Teks Kajian -
Penangkapan ini berbeda dengan penahanan karena penangkapan bersifat hanya, mengekang
sementara waktu kebebasan tersangka, apabila terdapat cukup bukti untuk kepentingan
penyidikan. FP di tangkap dan ditahan oleh Satuan Reserse Kriminal (Satreskrim) Polrestabes
Bandung dengan rekannya yang berinisial A di tol Jakarta-Merak. 

d) Penyitaan Barang Bukti


Dalam kasus FP ini barang bukti yang sudah jelas adalah video rekaman yang merupakan
konten video youtube dari channel FP yang membagikan sembako berisi sampah dan batu
dan juga satu unit kendaraan yang digunakan oleh FP untuk melaksanakan aksinya. Barang
bukti diatur dalam Pasal 181 ayat 1 KUHAP. Dalam Kasus FP ini pada tanggal 4 Juni 2020
kemarin FP telah dibebaskan karena korban telah mencabut dasar laporan di mana korban
dan terlapor sudah melakukan perdamaian difasilitasi kuasa hukum masing-masing dan itu
dikirimkan ke terlapor dan korban kepada Kapolrestabes, beliau juga mendisposisikan sesuai
dengan aturan hukum yang berlaku karena yang dilaporkan merupakan delik aduan.

Data pemahaman dokumen:
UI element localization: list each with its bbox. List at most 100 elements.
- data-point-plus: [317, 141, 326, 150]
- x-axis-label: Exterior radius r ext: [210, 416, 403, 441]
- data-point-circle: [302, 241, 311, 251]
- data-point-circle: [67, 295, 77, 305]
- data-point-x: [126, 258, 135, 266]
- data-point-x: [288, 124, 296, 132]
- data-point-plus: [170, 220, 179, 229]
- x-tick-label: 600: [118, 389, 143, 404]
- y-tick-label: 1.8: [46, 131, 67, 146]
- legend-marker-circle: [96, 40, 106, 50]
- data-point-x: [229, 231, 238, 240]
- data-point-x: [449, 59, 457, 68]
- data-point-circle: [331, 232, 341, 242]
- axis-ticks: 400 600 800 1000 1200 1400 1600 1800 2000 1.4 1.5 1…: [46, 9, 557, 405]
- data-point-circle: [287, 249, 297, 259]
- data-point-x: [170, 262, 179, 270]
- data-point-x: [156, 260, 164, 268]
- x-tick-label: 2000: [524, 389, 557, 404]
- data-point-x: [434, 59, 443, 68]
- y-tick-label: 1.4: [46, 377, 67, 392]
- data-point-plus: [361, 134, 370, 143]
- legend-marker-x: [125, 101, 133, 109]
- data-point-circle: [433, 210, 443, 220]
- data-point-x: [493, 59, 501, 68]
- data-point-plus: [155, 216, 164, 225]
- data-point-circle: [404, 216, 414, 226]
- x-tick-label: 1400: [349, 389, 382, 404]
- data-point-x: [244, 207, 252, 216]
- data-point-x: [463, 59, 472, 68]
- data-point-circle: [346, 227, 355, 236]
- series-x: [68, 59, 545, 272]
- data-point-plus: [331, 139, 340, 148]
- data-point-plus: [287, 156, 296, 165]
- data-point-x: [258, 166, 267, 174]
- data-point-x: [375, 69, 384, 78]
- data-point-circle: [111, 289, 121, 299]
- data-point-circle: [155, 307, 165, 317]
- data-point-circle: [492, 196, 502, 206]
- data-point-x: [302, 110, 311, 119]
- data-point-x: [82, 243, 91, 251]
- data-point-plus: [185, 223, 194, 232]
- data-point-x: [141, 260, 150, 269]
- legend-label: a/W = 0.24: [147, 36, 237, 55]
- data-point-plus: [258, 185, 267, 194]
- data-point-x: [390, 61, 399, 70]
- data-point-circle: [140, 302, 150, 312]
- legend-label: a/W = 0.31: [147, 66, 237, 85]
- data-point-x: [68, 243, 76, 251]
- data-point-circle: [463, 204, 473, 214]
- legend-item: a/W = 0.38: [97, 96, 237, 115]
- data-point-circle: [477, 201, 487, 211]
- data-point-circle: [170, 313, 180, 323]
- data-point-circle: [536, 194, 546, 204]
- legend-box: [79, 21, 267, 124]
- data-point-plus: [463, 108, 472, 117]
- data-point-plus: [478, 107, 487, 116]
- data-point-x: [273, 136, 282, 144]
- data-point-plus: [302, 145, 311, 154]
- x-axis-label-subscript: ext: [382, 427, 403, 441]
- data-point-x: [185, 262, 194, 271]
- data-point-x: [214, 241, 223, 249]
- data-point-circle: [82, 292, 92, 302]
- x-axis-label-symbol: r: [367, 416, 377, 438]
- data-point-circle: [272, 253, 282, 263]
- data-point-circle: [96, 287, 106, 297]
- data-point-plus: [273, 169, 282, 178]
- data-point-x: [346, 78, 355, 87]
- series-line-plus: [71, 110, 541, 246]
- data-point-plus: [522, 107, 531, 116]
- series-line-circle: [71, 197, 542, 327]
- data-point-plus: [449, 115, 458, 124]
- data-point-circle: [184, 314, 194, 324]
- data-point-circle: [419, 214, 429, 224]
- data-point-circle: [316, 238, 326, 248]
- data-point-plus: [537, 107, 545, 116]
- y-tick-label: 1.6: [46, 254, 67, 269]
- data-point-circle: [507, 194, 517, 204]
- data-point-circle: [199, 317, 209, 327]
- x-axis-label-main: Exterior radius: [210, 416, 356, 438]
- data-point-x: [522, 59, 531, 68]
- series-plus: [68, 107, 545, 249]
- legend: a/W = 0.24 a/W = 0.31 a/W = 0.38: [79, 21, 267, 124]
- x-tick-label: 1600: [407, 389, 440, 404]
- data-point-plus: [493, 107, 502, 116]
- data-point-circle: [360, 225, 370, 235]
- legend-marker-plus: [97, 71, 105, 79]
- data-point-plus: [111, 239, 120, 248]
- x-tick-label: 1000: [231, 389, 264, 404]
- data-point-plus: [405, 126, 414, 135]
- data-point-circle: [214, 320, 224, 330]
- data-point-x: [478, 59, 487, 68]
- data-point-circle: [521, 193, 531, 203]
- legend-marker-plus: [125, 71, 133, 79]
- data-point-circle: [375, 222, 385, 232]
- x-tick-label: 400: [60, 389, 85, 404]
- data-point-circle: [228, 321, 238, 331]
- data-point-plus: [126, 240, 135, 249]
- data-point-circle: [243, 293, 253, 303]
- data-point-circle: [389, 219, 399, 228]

Tugas Dikerjakan -
Tuliskan ulang seluruh teks kajian tentang penangkapan dan penyitaan barang bukti dalam kasus FP tanpa mengubah satu kata pun.

Hasil Tugas -
Penangkapan ini berbeda dengan penahanan karena penangkapan bersifat hanya, mengekang
sementara waktu kebebasan tersangka, apabila terdapat cukup bukti untuk kepentingan
penyidikan. FP di tangkap dan ditahan oleh Satuan Reserse Kriminal (Satreskrim) Polrestabes
Bandung dengan rekannya yang berinisial A di tol Jakarta-Merak. 

d) Penyitaan Barang Bukti


Dalam kasus FP ini barang bukti yang sudah jelas adalah video rekaman yang merupakan
konten video youtube dari channel FP yang membagikan sembako berisi sampah dan batu
dan juga satu unit kendaraan yang digunakan oleh FP untuk melaksanakan aksinya. Barang
bukti diatur dalam Pasal 181 ayat 1 KUHAP. Dalam Kasus FP ini pada tanggal 4 Juni 2020
kemarin FP telah dibebaskan karena korban telah mencabut dasar laporan di mana korban
dan terlapor sudah melakukan perdamaian difasilitasi kuasa hukum masing-masing dan itu
dikirimkan ke terlapor dan korban kepada Kapolrestabes, beliau juga mendisposisikan sesuai
dengan aturan hukum yang berlaku karena yang dilaporkan merupakan delik aduan.